Items:
╭──

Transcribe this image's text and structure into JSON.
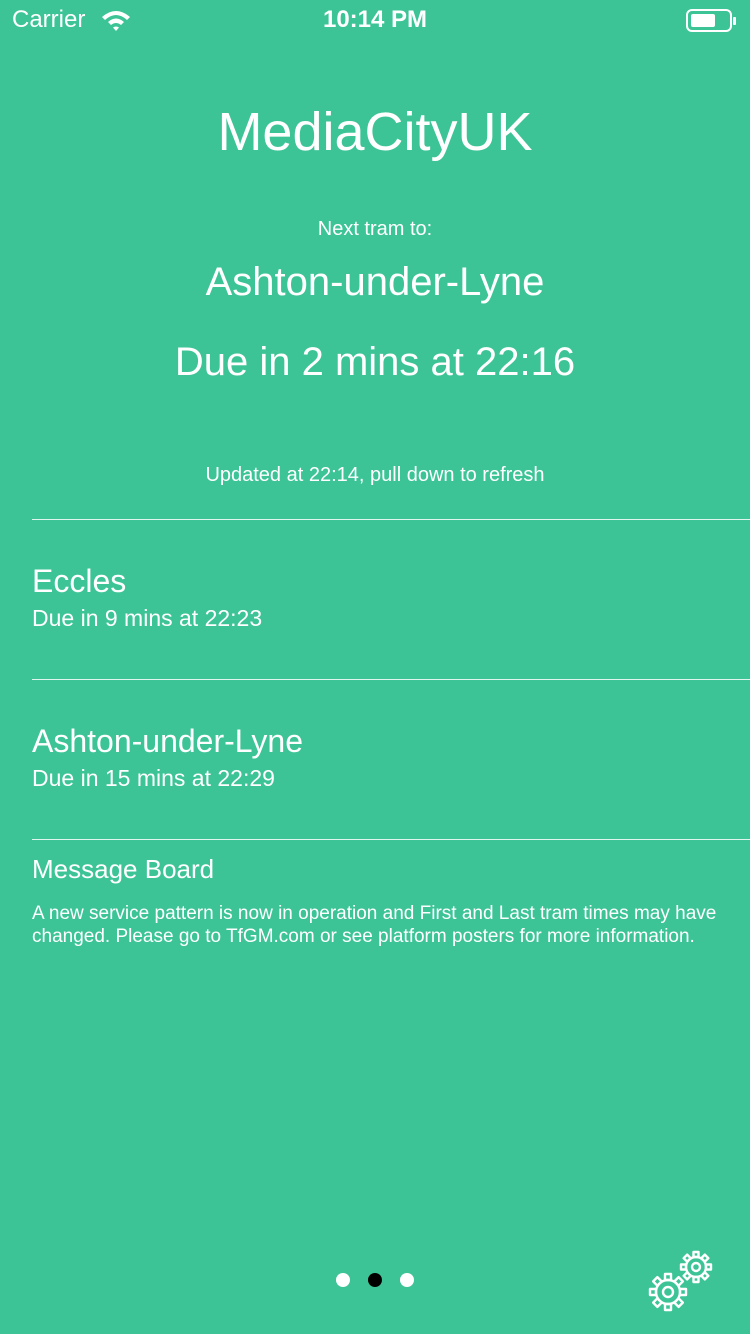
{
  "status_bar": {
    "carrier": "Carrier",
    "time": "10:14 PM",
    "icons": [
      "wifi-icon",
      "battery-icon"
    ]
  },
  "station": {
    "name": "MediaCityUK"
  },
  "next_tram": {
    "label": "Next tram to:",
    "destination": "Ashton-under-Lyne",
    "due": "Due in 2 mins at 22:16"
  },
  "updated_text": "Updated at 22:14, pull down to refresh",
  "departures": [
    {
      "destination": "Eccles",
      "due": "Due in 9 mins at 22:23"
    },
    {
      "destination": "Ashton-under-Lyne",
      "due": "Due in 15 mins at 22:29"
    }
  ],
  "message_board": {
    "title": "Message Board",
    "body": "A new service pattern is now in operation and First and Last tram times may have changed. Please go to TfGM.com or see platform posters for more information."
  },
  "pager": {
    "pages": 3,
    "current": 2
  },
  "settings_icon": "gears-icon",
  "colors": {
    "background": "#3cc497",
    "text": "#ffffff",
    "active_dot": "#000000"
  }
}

╰──

What the task requires: In the records, locate each line holding the string "Ashton" and copy it.

Task solution:
    "destination": "Ashton-under-Lyne",
      "destination": "Ashton-under-Lyne",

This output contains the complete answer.